[DATA LISTING]
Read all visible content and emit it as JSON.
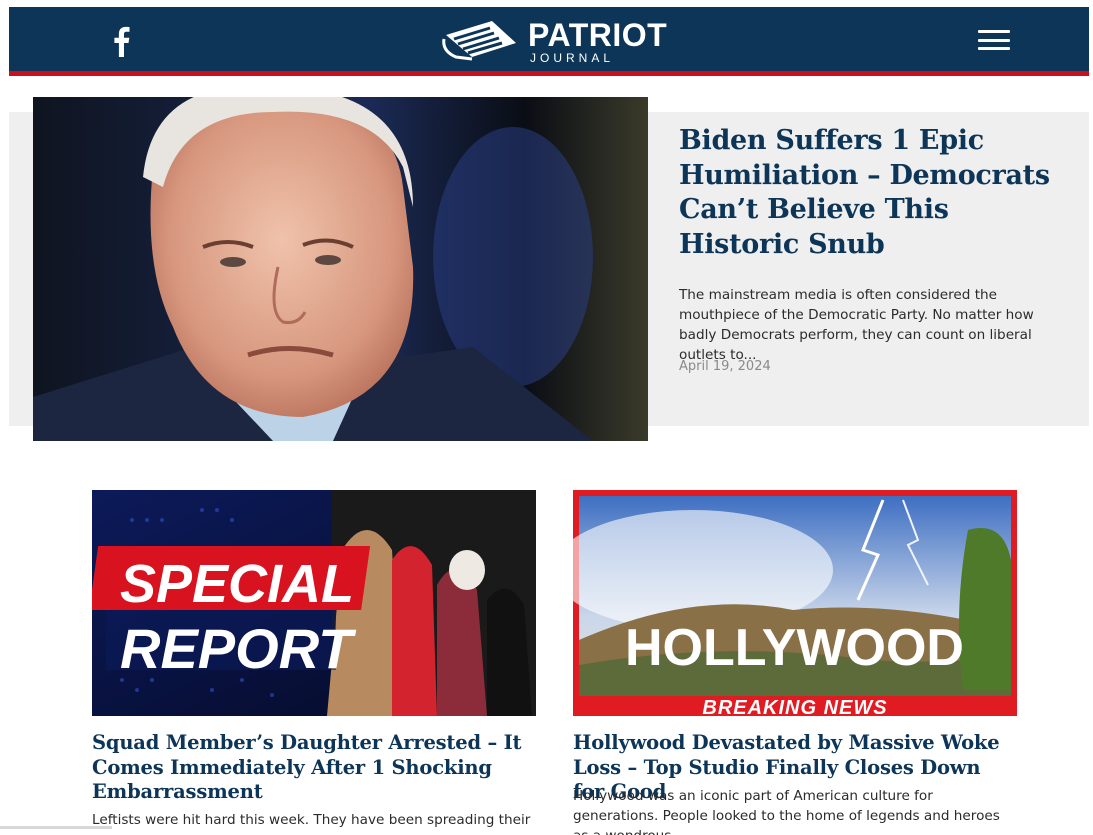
{
  "header": {
    "logo_main": "PATRIOT",
    "logo_sub": "JOURNAL",
    "social_icon": "facebook-icon",
    "menu_icon": "hamburger-menu-icon",
    "colors": {
      "nav_bg": "#0d3558",
      "accent": "#c8101e"
    }
  },
  "hero": {
    "title": "Biden Suffers 1 Epic Humiliation – Democrats Can’t Believe This Historic Snub",
    "excerpt": "The mainstream media is often considered the mouthpiece of the Democratic Party. No matter how badly Democrats perform, they can count on liberal outlets to...",
    "date": "April 19, 2024"
  },
  "cards": [
    {
      "image_text_1": "SPECIAL",
      "image_text_2": "REPORT",
      "title": "Squad Member’s Daughter Arrested – It Comes Immediately After 1 Shocking Embarrassment",
      "excerpt": "Leftists were hit hard this week. They have been spreading their"
    },
    {
      "image_text_1": "HOLLYWOOD",
      "image_text_2": "BREAKING NEWS",
      "title": "Hollywood Devastated by Massive Woke Loss – Top Studio Finally Closes Down for Good",
      "excerpt": "Hollywood was an iconic part of American culture for generations. People looked to the home of legends and heroes as a wondrous"
    }
  ]
}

[TASK TO CARRY OUT] Transcribe every line in the entries above, taking out only the images.

[THE OUTPUT]
Read all visible content and emit it as JSON.
{
  "header": {
    "logo_main": "PATRIOT",
    "logo_sub": "JOURNAL",
    "social_icon": "facebook-icon",
    "menu_icon": "hamburger-menu-icon",
    "colors": {
      "nav_bg": "#0d3558",
      "accent": "#c8101e"
    }
  },
  "hero": {
    "title": "Biden Suffers 1 Epic Humiliation – Democrats Can’t Believe This Historic Snub",
    "excerpt": "The mainstream media is often considered the mouthpiece of the Democratic Party. No matter how badly Democrats perform, they can count on liberal outlets to...",
    "date": "April 19, 2024"
  },
  "cards": [
    {
      "image_text_1": "SPECIAL",
      "image_text_2": "REPORT",
      "title": "Squad Member’s Daughter Arrested – It Comes Immediately After 1 Shocking Embarrassment",
      "excerpt": "Leftists were hit hard this week. They have been spreading their"
    },
    {
      "image_text_1": "HOLLYWOOD",
      "image_text_2": "BREAKING NEWS",
      "title": "Hollywood Devastated by Massive Woke Loss – Top Studio Finally Closes Down for Good",
      "excerpt": "Hollywood was an iconic part of American culture for generations. People looked to the home of legends and heroes as a wondrous"
    }
  ]
}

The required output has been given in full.